Beneath this task is a listing; retype all of it exactly.

[Start of Supplied data]

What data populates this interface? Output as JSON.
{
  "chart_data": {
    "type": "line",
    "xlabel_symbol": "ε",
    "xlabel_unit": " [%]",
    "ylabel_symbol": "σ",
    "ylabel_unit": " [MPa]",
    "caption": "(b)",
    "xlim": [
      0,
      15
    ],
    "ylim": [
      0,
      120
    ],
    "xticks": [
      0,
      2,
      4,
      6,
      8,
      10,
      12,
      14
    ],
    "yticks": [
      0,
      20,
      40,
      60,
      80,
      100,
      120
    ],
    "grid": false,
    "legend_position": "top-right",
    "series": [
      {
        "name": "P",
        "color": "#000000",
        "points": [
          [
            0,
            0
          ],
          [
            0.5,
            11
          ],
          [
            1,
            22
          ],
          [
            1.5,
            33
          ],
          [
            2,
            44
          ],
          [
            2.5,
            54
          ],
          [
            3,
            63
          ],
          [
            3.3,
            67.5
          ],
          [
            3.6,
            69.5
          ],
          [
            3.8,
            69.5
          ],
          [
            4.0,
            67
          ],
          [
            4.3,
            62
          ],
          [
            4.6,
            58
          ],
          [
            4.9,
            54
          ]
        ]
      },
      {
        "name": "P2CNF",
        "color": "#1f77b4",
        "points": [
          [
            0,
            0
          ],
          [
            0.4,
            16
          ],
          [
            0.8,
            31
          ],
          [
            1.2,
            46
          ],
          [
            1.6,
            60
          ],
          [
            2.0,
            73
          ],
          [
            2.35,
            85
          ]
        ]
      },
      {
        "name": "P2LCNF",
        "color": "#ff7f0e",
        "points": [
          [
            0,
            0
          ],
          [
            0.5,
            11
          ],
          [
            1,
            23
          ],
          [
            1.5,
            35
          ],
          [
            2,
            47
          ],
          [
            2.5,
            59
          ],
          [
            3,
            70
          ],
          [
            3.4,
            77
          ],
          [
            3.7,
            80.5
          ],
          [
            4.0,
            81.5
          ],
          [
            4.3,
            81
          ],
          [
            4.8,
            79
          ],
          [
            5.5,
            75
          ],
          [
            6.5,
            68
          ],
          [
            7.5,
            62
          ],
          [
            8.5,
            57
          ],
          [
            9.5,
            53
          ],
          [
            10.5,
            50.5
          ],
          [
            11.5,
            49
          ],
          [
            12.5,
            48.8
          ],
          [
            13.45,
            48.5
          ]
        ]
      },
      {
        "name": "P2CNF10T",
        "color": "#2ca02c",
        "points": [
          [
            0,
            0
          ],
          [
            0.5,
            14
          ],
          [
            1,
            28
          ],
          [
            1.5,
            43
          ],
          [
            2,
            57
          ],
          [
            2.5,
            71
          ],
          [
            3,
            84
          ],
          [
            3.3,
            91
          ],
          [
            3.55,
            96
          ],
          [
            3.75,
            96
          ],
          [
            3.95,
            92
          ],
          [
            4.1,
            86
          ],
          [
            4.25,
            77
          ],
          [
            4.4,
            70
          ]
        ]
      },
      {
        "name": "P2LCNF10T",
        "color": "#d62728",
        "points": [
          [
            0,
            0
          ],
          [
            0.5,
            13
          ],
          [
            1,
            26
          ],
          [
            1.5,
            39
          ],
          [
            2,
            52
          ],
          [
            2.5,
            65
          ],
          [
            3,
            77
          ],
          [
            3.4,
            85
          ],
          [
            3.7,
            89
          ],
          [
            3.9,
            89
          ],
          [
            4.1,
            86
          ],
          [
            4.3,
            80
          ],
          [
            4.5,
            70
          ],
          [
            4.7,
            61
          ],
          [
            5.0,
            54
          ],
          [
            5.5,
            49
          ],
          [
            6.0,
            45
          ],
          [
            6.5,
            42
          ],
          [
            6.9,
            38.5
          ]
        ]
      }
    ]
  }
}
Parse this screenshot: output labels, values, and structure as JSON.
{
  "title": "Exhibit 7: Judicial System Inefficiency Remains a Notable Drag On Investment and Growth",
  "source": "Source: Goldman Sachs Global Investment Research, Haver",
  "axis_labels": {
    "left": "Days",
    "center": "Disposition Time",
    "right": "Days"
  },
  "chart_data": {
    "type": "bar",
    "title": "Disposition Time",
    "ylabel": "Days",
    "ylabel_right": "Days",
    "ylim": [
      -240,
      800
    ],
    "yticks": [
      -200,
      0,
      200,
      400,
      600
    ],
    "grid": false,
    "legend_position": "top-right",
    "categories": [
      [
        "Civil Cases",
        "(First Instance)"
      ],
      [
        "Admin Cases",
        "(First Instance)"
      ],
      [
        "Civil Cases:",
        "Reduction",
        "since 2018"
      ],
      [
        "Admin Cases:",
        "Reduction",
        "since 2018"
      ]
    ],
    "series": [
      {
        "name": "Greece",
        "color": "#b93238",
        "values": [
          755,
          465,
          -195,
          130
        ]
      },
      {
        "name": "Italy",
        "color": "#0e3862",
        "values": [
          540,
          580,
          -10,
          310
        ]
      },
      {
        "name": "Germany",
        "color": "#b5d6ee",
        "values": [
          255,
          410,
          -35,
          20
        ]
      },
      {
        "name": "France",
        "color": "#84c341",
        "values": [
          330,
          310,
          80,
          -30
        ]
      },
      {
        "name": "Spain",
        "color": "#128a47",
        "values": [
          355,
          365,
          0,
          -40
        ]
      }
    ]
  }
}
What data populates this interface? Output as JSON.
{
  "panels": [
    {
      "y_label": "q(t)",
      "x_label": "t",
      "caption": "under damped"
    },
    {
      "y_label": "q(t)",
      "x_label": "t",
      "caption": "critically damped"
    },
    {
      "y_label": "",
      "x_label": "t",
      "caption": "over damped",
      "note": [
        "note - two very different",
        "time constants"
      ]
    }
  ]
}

[End of Supplied data]

### Answer to the task
What data populates this interface? Output as JSON.
{
  "chart_data": {
    "type": "line",
    "xlabel_symbol": "ε",
    "xlabel_unit": " [%]",
    "ylabel_symbol": "σ",
    "ylabel_unit": " [MPa]",
    "caption": "(b)",
    "xlim": [
      0,
      15
    ],
    "ylim": [
      0,
      120
    ],
    "xticks": [
      0,
      2,
      4,
      6,
      8,
      10,
      12,
      14
    ],
    "yticks": [
      0,
      20,
      40,
      60,
      80,
      100,
      120
    ],
    "grid": false,
    "legend_position": "top-right",
    "series": [
      {
        "name": "P",
        "color": "#000000",
        "points": [
          [
            0,
            0
          ],
          [
            0.5,
            11
          ],
          [
            1,
            22
          ],
          [
            1.5,
            33
          ],
          [
            2,
            44
          ],
          [
            2.5,
            54
          ],
          [
            3,
            63
          ],
          [
            3.3,
            67.5
          ],
          [
            3.6,
            69.5
          ],
          [
            3.8,
            69.5
          ],
          [
            4.0,
            67
          ],
          [
            4.3,
            62
          ],
          [
            4.6,
            58
          ],
          [
            4.9,
            54
          ]
        ]
      },
      {
        "name": "P2CNF",
        "color": "#1f77b4",
        "points": [
          [
            0,
            0
          ],
          [
            0.4,
            16
          ],
          [
            0.8,
            31
          ],
          [
            1.2,
            46
          ],
          [
            1.6,
            60
          ],
          [
            2.0,
            73
          ],
          [
            2.35,
            85
          ]
        ]
      },
      {
        "name": "P2LCNF",
        "color": "#ff7f0e",
        "points": [
          [
            0,
            0
          ],
          [
            0.5,
            11
          ],
          [
            1,
            23
          ],
          [
            1.5,
            35
          ],
          [
            2,
            47
          ],
          [
            2.5,
            59
          ],
          [
            3,
            70
          ],
          [
            3.4,
            77
          ],
          [
            3.7,
            80.5
          ],
          [
            4.0,
            81.5
          ],
          [
            4.3,
            81
          ],
          [
            4.8,
            79
          ],
          [
            5.5,
            75
          ],
          [
            6.5,
            68
          ],
          [
            7.5,
            62
          ],
          [
            8.5,
            57
          ],
          [
            9.5,
            53
          ],
          [
            10.5,
            50.5
          ],
          [
            11.5,
            49
          ],
          [
            12.5,
            48.8
          ],
          [
            13.45,
            48.5
          ]
        ]
      },
      {
        "name": "P2CNF10T",
        "color": "#2ca02c",
        "points": [
          [
            0,
            0
          ],
          [
            0.5,
            14
          ],
          [
            1,
            28
          ],
          [
            1.5,
            43
          ],
          [
            2,
            57
          ],
          [
            2.5,
            71
          ],
          [
            3,
            84
          ],
          [
            3.3,
            91
          ],
          [
            3.55,
            96
          ],
          [
            3.75,
            96
          ],
          [
            3.95,
            92
          ],
          [
            4.1,
            86
          ],
          [
            4.25,
            77
          ],
          [
            4.4,
            70
          ]
        ]
      },
      {
        "name": "P2LCNF10T",
        "color": "#d62728",
        "points": [
          [
            0,
            0
          ],
          [
            0.5,
            13
          ],
          [
            1,
            26
          ],
          [
            1.5,
            39
          ],
          [
            2,
            52
          ],
          [
            2.5,
            65
          ],
          [
            3,
            77
          ],
          [
            3.4,
            85
          ],
          [
            3.7,
            89
          ],
          [
            3.9,
            89
          ],
          [
            4.1,
            86
          ],
          [
            4.3,
            80
          ],
          [
            4.5,
            70
          ],
          [
            4.7,
            61
          ],
          [
            5.0,
            54
          ],
          [
            5.5,
            49
          ],
          [
            6.0,
            45
          ],
          [
            6.5,
            42
          ],
          [
            6.9,
            38.5
          ]
        ]
      }
    ]
  }
}
Parse this screenshot: output labels, values, and structure as JSON.
{
  "title": "Exhibit 7: Judicial System Inefficiency Remains a Notable Drag On Investment and Growth",
  "source": "Source: Goldman Sachs Global Investment Research, Haver",
  "axis_labels": {
    "left": "Days",
    "center": "Disposition Time",
    "right": "Days"
  },
  "chart_data": {
    "type": "bar",
    "title": "Disposition Time",
    "ylabel": "Days",
    "ylabel_right": "Days",
    "ylim": [
      -240,
      800
    ],
    "yticks": [
      -200,
      0,
      200,
      400,
      600
    ],
    "grid": false,
    "legend_position": "top-right",
    "categories": [
      [
        "Civil Cases",
        "(First Instance)"
      ],
      [
        "Admin Cases",
        "(First Instance)"
      ],
      [
        "Civil Cases:",
        "Reduction",
        "since 2018"
      ],
      [
        "Admin Cases:",
        "Reduction",
        "since 2018"
      ]
    ],
    "series": [
      {
        "name": "Greece",
        "color": "#b93238",
        "values": [
          755,
          465,
          -195,
          130
        ]
      },
      {
        "name": "Italy",
        "color": "#0e3862",
        "values": [
          540,
          580,
          -10,
          310
        ]
      },
      {
        "name": "Germany",
        "color": "#b5d6ee",
        "values": [
          255,
          410,
          -35,
          20
        ]
      },
      {
        "name": "France",
        "color": "#84c341",
        "values": [
          330,
          310,
          80,
          -30
        ]
      },
      {
        "name": "Spain",
        "color": "#128a47",
        "values": [
          355,
          365,
          0,
          -40
        ]
      }
    ]
  }
}
What data populates this interface? Output as JSON.
{
  "panels": [
    {
      "y_label": "q(t)",
      "x_label": "t",
      "caption": "under damped"
    },
    {
      "y_label": "q(t)",
      "x_label": "t",
      "caption": "critically damped"
    },
    {
      "y_label": "",
      "x_label": "t",
      "caption": "over damped",
      "note": [
        "note - two very different",
        "time constants"
      ]
    }
  ]
}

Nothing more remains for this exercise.